*PROVIDED DATA:*
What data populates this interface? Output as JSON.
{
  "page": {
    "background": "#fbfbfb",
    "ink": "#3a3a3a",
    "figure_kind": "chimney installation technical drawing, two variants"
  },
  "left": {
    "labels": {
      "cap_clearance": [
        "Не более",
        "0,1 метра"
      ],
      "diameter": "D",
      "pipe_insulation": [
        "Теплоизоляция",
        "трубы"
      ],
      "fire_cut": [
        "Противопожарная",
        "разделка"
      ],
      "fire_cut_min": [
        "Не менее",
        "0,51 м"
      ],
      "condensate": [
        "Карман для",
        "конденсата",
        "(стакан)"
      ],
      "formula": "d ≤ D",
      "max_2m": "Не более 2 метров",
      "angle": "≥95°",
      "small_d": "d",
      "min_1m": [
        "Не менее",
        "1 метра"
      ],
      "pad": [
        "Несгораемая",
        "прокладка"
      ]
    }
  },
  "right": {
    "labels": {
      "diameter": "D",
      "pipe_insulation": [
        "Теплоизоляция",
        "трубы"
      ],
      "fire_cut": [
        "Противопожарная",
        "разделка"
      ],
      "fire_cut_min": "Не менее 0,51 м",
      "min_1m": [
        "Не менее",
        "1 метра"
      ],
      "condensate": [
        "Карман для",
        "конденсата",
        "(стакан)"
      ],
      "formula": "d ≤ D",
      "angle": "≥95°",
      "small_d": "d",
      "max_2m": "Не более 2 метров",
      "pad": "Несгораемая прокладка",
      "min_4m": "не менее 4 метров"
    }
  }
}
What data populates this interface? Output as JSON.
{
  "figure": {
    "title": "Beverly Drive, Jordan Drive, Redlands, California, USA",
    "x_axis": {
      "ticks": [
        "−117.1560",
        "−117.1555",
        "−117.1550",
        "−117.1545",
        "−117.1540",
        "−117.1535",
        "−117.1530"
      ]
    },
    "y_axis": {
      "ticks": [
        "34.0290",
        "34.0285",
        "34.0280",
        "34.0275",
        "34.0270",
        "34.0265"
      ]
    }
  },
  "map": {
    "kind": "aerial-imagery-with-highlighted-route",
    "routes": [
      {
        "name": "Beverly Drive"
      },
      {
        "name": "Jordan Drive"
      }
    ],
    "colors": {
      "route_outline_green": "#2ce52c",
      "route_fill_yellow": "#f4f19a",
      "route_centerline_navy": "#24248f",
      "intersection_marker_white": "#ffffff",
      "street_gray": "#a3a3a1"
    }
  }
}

*WHAT NEEDS TO BE DONE:*
From the entries above, pull out each line that includes "Drive".

*ANSWER TO THE TASK:*
    "title": "Beverly Drive, Jordan Drive, Redlands, California, USA",
        "name": "Beverly Drive"
        "name": "Jordan Drive"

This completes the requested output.